> [Instructions for the task] Reproduce every entry exactly and leave its pictures out.

> [Material]
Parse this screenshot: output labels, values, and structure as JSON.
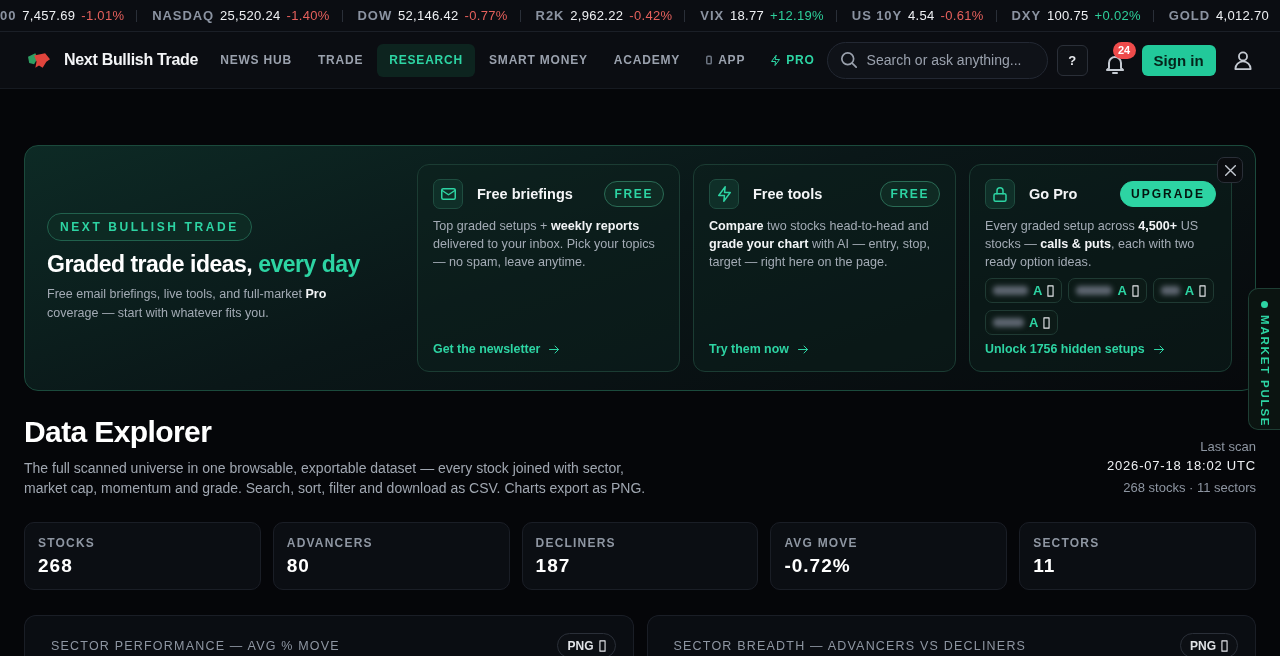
{
  "ticker": [
    {
      "label": "00",
      "value": "7,457.69",
      "change": "-1.01%",
      "positive": false
    },
    {
      "label": "NASDAQ",
      "value": "25,520.24",
      "change": "-1.40%",
      "positive": false
    },
    {
      "label": "DOW",
      "value": "52,146.42",
      "change": "-0.77%",
      "positive": false
    },
    {
      "label": "R2K",
      "value": "2,962.22",
      "change": "-0.42%",
      "positive": false
    },
    {
      "label": "VIX",
      "value": "18.77",
      "change": "+12.19%",
      "positive": true
    },
    {
      "label": "US 10Y",
      "value": "4.54",
      "change": "-0.61%",
      "positive": false
    },
    {
      "label": "DXY",
      "value": "100.75",
      "change": "+0.02%",
      "positive": true
    },
    {
      "label": "GOLD",
      "value": "4,012.70"
    }
  ],
  "nav": {
    "brand": "Next Bullish Trade",
    "items": [
      {
        "label": "NEWS HUB",
        "kind": "plain",
        "selected": false
      },
      {
        "label": "TRADE",
        "kind": "plain",
        "selected": false
      },
      {
        "label": "RESEARCH",
        "kind": "plain",
        "selected": true
      },
      {
        "label": "SMART MONEY",
        "kind": "plain",
        "selected": false
      },
      {
        "label": "ACADEMY",
        "kind": "plain",
        "selected": false
      },
      {
        "label": "APP",
        "kind": "app",
        "selected": false
      },
      {
        "label": "PRO",
        "kind": "pro",
        "selected": false
      }
    ],
    "search": {
      "placeholder": "Search or ask anything..."
    },
    "help_button": "?",
    "notifications": {
      "badge": "24"
    },
    "sign_in": "Sign in"
  },
  "hero": {
    "eyebrow": "NEXT BULLISH TRADE",
    "title": "Graded trade ideas,",
    "title_accent": "every day",
    "subtitle": "Free email briefings, live tools, and full-market **Pro** coverage — start with whatever fits you.",
    "cards": [
      {
        "kind": "mail",
        "title": "Free briefings",
        "badge": {
          "text": "FREE",
          "kind": "outline"
        },
        "text": "Top graded setups + **weekly reports** delivered to your inbox. Pick your topics — no spam, leave anytime.",
        "link": "Get the newsletter"
      },
      {
        "kind": "bolt",
        "title": "Free tools",
        "badge": {
          "text": "FREE",
          "kind": "outline"
        },
        "text": "**Compare** two stocks head-to-head and **grade your chart** with AI — entry, stop, target — right here on the page.",
        "link": "Try them now"
      },
      {
        "kind": "lock",
        "title": "Go Pro",
        "badge": {
          "text": "UPGRADE",
          "kind": "filled"
        },
        "text": "Every graded setup across **4,500+** US stocks — **calls & puts**, each with two ready option ideas.",
        "setups": [
          {
            "grade": "A"
          },
          {
            "grade": "A"
          },
          {
            "grade": "A"
          },
          {
            "grade": "A"
          }
        ],
        "link": "Unlock 1756 hidden setups"
      }
    ]
  },
  "market_pulse": {
    "label": "MARKET PULSE"
  },
  "explorer": {
    "title": "Data Explorer",
    "description": "The full scanned universe in one browsable, exportable dataset — every stock joined with sector, market cap, momentum and grade. Search, sort, filter and download as CSV. Charts export as PNG.",
    "last_scan_label": "Last scan",
    "last_scan": "2026-07-18 18:02 UTC",
    "summary": "268 stocks · 11 sectors",
    "stats": [
      {
        "label": "STOCKS",
        "value": "268"
      },
      {
        "label": "ADVANCERS",
        "value": "80"
      },
      {
        "label": "DECLINERS",
        "value": "187"
      },
      {
        "label": "AVG MOVE",
        "value": "-0.72%"
      },
      {
        "label": "SECTORS",
        "value": "11"
      }
    ],
    "panels": [
      {
        "title": "SECTOR PERFORMANCE — AVG % MOVE",
        "export": "PNG"
      },
      {
        "title": "SECTOR BREADTH — ADVANCERS VS DECLINERS",
        "export": "PNG"
      }
    ]
  }
}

> [Task result]
Parse this screenshot: output labels, values, and structure as JSON.
{
  "ticker": [
    {
      "label": "00",
      "value": "7,457.69",
      "change": "-1.01%",
      "positive": false
    },
    {
      "label": "NASDAQ",
      "value": "25,520.24",
      "change": "-1.40%",
      "positive": false
    },
    {
      "label": "DOW",
      "value": "52,146.42",
      "change": "-0.77%",
      "positive": false
    },
    {
      "label": "R2K",
      "value": "2,962.22",
      "change": "-0.42%",
      "positive": false
    },
    {
      "label": "VIX",
      "value": "18.77",
      "change": "+12.19%",
      "positive": true
    },
    {
      "label": "US 10Y",
      "value": "4.54",
      "change": "-0.61%",
      "positive": false
    },
    {
      "label": "DXY",
      "value": "100.75",
      "change": "+0.02%",
      "positive": true
    },
    {
      "label": "GOLD",
      "value": "4,012.70"
    }
  ],
  "nav": {
    "brand": "Next Bullish Trade",
    "items": [
      {
        "label": "NEWS HUB",
        "kind": "plain",
        "selected": false
      },
      {
        "label": "TRADE",
        "kind": "plain",
        "selected": false
      },
      {
        "label": "RESEARCH",
        "kind": "plain",
        "selected": true
      },
      {
        "label": "SMART MONEY",
        "kind": "plain",
        "selected": false
      },
      {
        "label": "ACADEMY",
        "kind": "plain",
        "selected": false
      },
      {
        "label": "APP",
        "kind": "app",
        "selected": false
      },
      {
        "label": "PRO",
        "kind": "pro",
        "selected": false
      }
    ],
    "search": {
      "placeholder": "Search or ask anything..."
    },
    "help_button": "?",
    "notifications": {
      "badge": "24"
    },
    "sign_in": "Sign in"
  },
  "hero": {
    "eyebrow": "NEXT BULLISH TRADE",
    "title": "Graded trade ideas,",
    "title_accent": "every day",
    "subtitle": "Free email briefings, live tools, and full-market **Pro** coverage — start with whatever fits you.",
    "cards": [
      {
        "kind": "mail",
        "title": "Free briefings",
        "badge": {
          "text": "FREE",
          "kind": "outline"
        },
        "text": "Top graded setups + **weekly reports** delivered to your inbox. Pick your topics — no spam, leave anytime.",
        "link": "Get the newsletter"
      },
      {
        "kind": "bolt",
        "title": "Free tools",
        "badge": {
          "text": "FREE",
          "kind": "outline"
        },
        "text": "**Compare** two stocks head-to-head and **grade your chart** with AI — entry, stop, target — right here on the page.",
        "link": "Try them now"
      },
      {
        "kind": "lock",
        "title": "Go Pro",
        "badge": {
          "text": "UPGRADE",
          "kind": "filled"
        },
        "text": "Every graded setup across **4,500+** US stocks — **calls & puts**, each with two ready option ideas.",
        "setups": [
          {
            "grade": "A"
          },
          {
            "grade": "A"
          },
          {
            "grade": "A"
          },
          {
            "grade": "A"
          }
        ],
        "link": "Unlock 1756 hidden setups"
      }
    ]
  },
  "market_pulse": {
    "label": "MARKET PULSE"
  },
  "explorer": {
    "title": "Data Explorer",
    "description": "The full scanned universe in one browsable, exportable dataset — every stock joined with sector, market cap, momentum and grade. Search, sort, filter and download as CSV. Charts export as PNG.",
    "last_scan_label": "Last scan",
    "last_scan": "2026-07-18 18:02 UTC",
    "summary": "268 stocks · 11 sectors",
    "stats": [
      {
        "label": "STOCKS",
        "value": "268"
      },
      {
        "label": "ADVANCERS",
        "value": "80"
      },
      {
        "label": "DECLINERS",
        "value": "187"
      },
      {
        "label": "AVG MOVE",
        "value": "-0.72%"
      },
      {
        "label": "SECTORS",
        "value": "11"
      }
    ],
    "panels": [
      {
        "title": "SECTOR PERFORMANCE — AVG % MOVE",
        "export": "PNG"
      },
      {
        "title": "SECTOR BREADTH — ADVANCERS VS DECLINERS",
        "export": "PNG"
      }
    ]
  }
}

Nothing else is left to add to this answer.